-- begin --
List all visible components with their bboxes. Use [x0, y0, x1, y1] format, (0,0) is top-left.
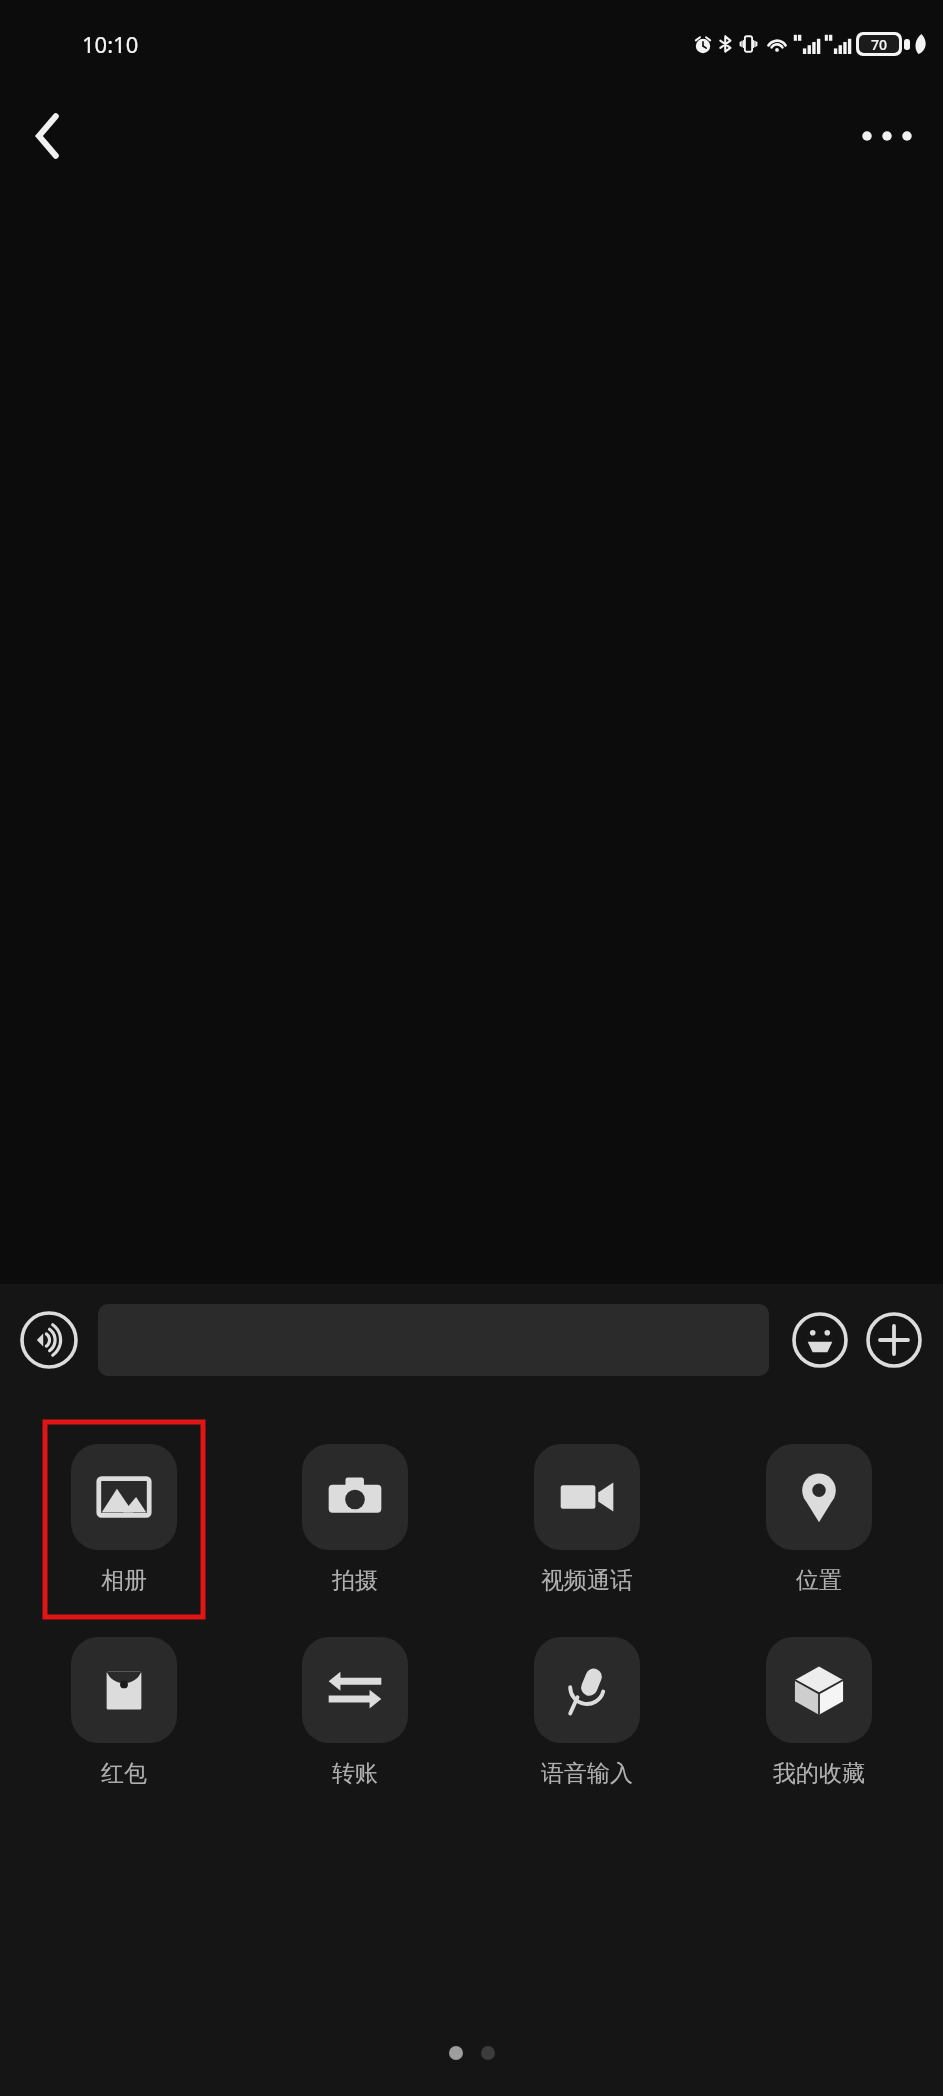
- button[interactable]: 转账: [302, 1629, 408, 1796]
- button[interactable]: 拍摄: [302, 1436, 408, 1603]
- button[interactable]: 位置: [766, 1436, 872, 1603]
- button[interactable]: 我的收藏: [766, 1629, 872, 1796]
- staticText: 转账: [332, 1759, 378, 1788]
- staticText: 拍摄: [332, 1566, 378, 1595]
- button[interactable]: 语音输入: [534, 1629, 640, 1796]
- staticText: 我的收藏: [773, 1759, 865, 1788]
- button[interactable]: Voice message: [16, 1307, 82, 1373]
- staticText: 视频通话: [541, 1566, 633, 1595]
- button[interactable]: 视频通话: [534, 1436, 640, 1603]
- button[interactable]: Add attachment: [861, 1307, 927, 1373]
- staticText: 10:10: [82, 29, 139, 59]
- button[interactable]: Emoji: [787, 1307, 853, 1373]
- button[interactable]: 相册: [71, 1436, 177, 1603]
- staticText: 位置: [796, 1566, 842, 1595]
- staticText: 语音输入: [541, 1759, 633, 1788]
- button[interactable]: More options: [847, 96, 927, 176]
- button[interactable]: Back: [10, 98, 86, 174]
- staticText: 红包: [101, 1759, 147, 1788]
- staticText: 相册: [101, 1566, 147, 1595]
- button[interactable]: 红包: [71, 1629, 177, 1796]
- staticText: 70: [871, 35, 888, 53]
-- end --
== WORK REQUIRED ==
Present every line of the rows above as a numbered list, omitting any blank lines and leaving out the pictures.

== FINISHED EXERCISE ==
1. List all visible components with their bboxes. Use [x0, y0, x1, y1] format, (0,0) is top-left.
2. - button[interactable]: 转账: [302, 1629, 408, 1796]
3. - button[interactable]: 拍摄: [302, 1436, 408, 1603]
4. - button[interactable]: 位置: [766, 1436, 872, 1603]
5. - button[interactable]: 我的收藏: [766, 1629, 872, 1796]
6. - staticText: 转账: [332, 1759, 378, 1788]
7. - staticText: 拍摄: [332, 1566, 378, 1595]
8. - button[interactable]: 语音输入: [534, 1629, 640, 1796]
9. - staticText: 我的收藏: [773, 1759, 865, 1788]
10. - button[interactable]: Voice message: [16, 1307, 82, 1373]
11. - staticText: 视频通话: [541, 1566, 633, 1595]
12. - button[interactable]: 视频通话: [534, 1436, 640, 1603]
13. - button[interactable]: Add attachment: [861, 1307, 927, 1373]
14. - staticText: 10:10: [82, 29, 139, 59]
15. - button[interactable]: Emoji: [787, 1307, 853, 1373]
16. - button[interactable]: 相册: [71, 1436, 177, 1603]
17. - staticText: 位置: [796, 1566, 842, 1595]
18. - staticText: 语音输入: [541, 1759, 633, 1788]
19. - button[interactable]: More options: [847, 96, 927, 176]
20. - button[interactable]: Back: [10, 98, 86, 174]
21. - staticText: 红包: [101, 1759, 147, 1788]
22. - staticText: 相册: [101, 1566, 147, 1595]
23. - button[interactable]: 红包: [71, 1629, 177, 1796]
24. - staticText: 70: [871, 35, 888, 53]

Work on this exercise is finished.